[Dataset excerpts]
________
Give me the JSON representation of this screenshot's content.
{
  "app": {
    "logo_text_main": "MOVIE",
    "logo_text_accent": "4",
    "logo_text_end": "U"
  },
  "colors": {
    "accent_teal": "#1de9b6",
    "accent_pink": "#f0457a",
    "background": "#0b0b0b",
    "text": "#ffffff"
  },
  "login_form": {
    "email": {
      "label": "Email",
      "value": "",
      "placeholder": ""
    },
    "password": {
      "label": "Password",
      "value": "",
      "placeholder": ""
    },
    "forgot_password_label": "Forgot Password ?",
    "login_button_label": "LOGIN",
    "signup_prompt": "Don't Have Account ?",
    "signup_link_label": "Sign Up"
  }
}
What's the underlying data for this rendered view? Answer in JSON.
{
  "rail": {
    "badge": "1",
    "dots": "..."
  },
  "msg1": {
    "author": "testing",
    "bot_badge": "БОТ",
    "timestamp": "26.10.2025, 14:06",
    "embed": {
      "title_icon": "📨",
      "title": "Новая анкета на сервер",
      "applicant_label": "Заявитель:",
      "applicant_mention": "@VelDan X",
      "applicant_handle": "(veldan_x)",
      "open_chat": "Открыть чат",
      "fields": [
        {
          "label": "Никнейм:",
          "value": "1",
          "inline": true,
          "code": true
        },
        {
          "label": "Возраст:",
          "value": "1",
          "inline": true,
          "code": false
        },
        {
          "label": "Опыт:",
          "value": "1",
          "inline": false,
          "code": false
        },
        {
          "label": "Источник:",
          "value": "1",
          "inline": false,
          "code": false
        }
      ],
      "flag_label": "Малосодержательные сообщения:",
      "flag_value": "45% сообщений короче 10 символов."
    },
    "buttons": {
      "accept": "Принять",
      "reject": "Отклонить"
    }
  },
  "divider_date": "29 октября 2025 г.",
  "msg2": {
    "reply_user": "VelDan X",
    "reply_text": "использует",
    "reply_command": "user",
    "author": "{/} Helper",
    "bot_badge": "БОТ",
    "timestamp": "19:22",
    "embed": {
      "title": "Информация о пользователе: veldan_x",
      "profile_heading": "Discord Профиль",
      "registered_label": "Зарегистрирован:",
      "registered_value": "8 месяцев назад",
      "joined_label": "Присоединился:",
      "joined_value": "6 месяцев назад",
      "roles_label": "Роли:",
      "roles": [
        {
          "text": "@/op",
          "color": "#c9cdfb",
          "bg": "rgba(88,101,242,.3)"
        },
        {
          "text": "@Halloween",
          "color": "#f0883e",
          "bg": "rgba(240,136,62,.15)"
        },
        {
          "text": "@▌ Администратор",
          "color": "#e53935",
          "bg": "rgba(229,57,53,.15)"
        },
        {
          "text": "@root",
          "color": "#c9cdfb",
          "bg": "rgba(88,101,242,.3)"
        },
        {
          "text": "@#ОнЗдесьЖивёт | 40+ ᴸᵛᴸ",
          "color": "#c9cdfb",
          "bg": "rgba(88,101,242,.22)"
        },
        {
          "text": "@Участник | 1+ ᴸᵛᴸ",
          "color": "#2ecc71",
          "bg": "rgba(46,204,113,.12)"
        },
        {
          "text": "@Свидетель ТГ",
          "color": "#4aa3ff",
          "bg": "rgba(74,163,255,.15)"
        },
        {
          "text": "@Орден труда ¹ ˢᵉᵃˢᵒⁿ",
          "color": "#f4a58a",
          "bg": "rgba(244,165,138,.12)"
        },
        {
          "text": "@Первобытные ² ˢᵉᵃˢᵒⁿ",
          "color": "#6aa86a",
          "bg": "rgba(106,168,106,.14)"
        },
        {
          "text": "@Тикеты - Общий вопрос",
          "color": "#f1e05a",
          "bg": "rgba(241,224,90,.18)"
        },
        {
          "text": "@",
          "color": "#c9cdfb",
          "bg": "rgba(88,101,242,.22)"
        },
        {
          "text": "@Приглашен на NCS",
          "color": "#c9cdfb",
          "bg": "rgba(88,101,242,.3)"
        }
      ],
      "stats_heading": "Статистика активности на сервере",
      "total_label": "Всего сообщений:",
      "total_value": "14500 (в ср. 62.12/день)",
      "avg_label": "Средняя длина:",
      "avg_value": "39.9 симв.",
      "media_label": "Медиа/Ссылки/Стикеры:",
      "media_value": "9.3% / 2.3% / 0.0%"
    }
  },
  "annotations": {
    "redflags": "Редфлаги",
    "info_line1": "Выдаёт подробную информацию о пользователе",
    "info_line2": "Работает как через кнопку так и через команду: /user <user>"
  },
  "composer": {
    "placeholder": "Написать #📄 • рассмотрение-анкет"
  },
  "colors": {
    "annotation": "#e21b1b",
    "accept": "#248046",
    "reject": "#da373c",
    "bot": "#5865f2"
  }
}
________
= Work to be completed =
Write out the data exactly as it stands.

= Answer for this exercise =
Give me the JSON representation of this screenshot's content.
{
  "app": {
    "logo_text_main": "MOVIE",
    "logo_text_accent": "4",
    "logo_text_end": "U"
  },
  "colors": {
    "accent_teal": "#1de9b6",
    "accent_pink": "#f0457a",
    "background": "#0b0b0b",
    "text": "#ffffff"
  },
  "login_form": {
    "email": {
      "label": "Email",
      "value": "",
      "placeholder": ""
    },
    "password": {
      "label": "Password",
      "value": "",
      "placeholder": ""
    },
    "forgot_password_label": "Forgot Password ?",
    "login_button_label": "LOGIN",
    "signup_prompt": "Don't Have Account ?",
    "signup_link_label": "Sign Up"
  }
}
What's the underlying data for this rendered view? Answer in JSON.
{
  "rail": {
    "badge": "1",
    "dots": "..."
  },
  "msg1": {
    "author": "testing",
    "bot_badge": "БОТ",
    "timestamp": "26.10.2025, 14:06",
    "embed": {
      "title_icon": "📨",
      "title": "Новая анкета на сервер",
      "applicant_label": "Заявитель:",
      "applicant_mention": "@VelDan X",
      "applicant_handle": "(veldan_x)",
      "open_chat": "Открыть чат",
      "fields": [
        {
          "label": "Никнейм:",
          "value": "1",
          "inline": true,
          "code": true
        },
        {
          "label": "Возраст:",
          "value": "1",
          "inline": true,
          "code": false
        },
        {
          "label": "Опыт:",
          "value": "1",
          "inline": false,
          "code": false
        },
        {
          "label": "Источник:",
          "value": "1",
          "inline": false,
          "code": false
        }
      ],
      "flag_label": "Малосодержательные сообщения:",
      "flag_value": "45% сообщений короче 10 символов."
    },
    "buttons": {
      "accept": "Принять",
      "reject": "Отклонить"
    }
  },
  "divider_date": "29 октября 2025 г.",
  "msg2": {
    "reply_user": "VelDan X",
    "reply_text": "использует",
    "reply_command": "user",
    "author": "{/} Helper",
    "bot_badge": "БОТ",
    "timestamp": "19:22",
    "embed": {
      "title": "Информация о пользователе: veldan_x",
      "profile_heading": "Discord Профиль",
      "registered_label": "Зарегистрирован:",
      "registered_value": "8 месяцев назад",
      "joined_label": "Присоединился:",
      "joined_value": "6 месяцев назад",
      "roles_label": "Роли:",
      "roles": [
        {
          "text": "@/op",
          "color": "#c9cdfb",
          "bg": "rgba(88,101,242,.3)"
        },
        {
          "text": "@Halloween",
          "color": "#f0883e",
          "bg": "rgba(240,136,62,.15)"
        },
        {
          "text": "@▌ Администратор",
          "color": "#e53935",
          "bg": "rgba(229,57,53,.15)"
        },
        {
          "text": "@root",
          "color": "#c9cdfb",
          "bg": "rgba(88,101,242,.3)"
        },
        {
          "text": "@#ОнЗдесьЖивёт | 40+ ᴸᵛᴸ",
          "color": "#c9cdfb",
          "bg": "rgba(88,101,242,.22)"
        },
        {
          "text": "@Участник | 1+ ᴸᵛᴸ",
          "color": "#2ecc71",
          "bg": "rgba(46,204,113,.12)"
        },
        {
          "text": "@Свидетель ТГ",
          "color": "#4aa3ff",
          "bg": "rgba(74,163,255,.15)"
        },
        {
          "text": "@Орден труда ¹ ˢᵉᵃˢᵒⁿ",
          "color": "#f4a58a",
          "bg": "rgba(244,165,138,.12)"
        },
        {
          "text": "@Первобытные ² ˢᵉᵃˢᵒⁿ",
          "color": "#6aa86a",
          "bg": "rgba(106,168,106,.14)"
        },
        {
          "text": "@Тикеты - Общий вопрос",
          "color": "#f1e05a",
          "bg": "rgba(241,224,90,.18)"
        },
        {
          "text": "@",
          "color": "#c9cdfb",
          "bg": "rgba(88,101,242,.22)"
        },
        {
          "text": "@Приглашен на NCS",
          "color": "#c9cdfb",
          "bg": "rgba(88,101,242,.3)"
        }
      ],
      "stats_heading": "Статистика активности на сервере",
      "total_label": "Всего сообщений:",
      "total_value": "14500 (в ср. 62.12/день)",
      "avg_label": "Средняя длина:",
      "avg_value": "39.9 симв.",
      "media_label": "Медиа/Ссылки/Стикеры:",
      "media_value": "9.3% / 2.3% / 0.0%"
    }
  },
  "annotations": {
    "redflags": "Редфлаги",
    "info_line1": "Выдаёт подробную информацию о пользователе",
    "info_line2": "Работает как через кнопку так и через команду: /user <user>"
  },
  "composer": {
    "placeholder": "Написать #📄 • рассмотрение-анкет"
  },
  "colors": {
    "annotation": "#e21b1b",
    "accept": "#248046",
    "reject": "#da373c",
    "bot": "#5865f2"
  }
}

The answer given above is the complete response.